Set exercise: Locate all lines in the data below that hold "инвалидов" and show them.

============

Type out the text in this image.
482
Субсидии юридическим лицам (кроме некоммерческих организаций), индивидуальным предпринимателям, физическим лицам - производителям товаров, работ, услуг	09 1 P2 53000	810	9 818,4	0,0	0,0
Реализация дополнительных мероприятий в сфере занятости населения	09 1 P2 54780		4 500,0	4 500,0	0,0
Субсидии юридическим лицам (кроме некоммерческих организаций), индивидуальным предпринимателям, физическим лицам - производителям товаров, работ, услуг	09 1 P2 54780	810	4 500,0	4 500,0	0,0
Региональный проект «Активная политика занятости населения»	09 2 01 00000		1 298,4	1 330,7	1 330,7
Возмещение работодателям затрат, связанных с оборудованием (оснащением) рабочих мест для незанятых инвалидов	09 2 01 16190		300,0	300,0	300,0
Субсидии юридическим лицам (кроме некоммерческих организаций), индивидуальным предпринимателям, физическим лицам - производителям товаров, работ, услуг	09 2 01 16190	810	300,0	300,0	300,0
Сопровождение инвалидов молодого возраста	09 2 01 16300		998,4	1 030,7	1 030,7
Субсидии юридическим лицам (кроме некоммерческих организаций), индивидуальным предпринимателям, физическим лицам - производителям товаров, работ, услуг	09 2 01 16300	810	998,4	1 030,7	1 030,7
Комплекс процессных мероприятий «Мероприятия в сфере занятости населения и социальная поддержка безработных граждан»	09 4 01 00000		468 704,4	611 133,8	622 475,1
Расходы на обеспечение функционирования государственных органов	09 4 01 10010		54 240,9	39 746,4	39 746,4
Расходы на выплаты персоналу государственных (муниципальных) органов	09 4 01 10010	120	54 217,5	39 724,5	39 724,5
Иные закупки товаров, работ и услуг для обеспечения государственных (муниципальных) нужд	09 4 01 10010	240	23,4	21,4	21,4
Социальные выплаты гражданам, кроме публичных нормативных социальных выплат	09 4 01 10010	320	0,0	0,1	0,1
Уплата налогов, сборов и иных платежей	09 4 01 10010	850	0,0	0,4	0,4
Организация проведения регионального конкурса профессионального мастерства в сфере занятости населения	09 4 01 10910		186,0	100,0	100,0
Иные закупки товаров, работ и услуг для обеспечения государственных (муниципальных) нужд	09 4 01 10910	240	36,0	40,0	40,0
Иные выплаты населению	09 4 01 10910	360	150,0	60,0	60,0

============

Task output:
Возмещение работодателям затрат, связанных с оборудованием (оснащением) рабочих мест для незанятых инвалидов	09 2 01 16190		300,0	300,0	300,0
Сопровождение инвалидов молодого возраста	09 2 01 16300		998,4	1 030,7	1 030,7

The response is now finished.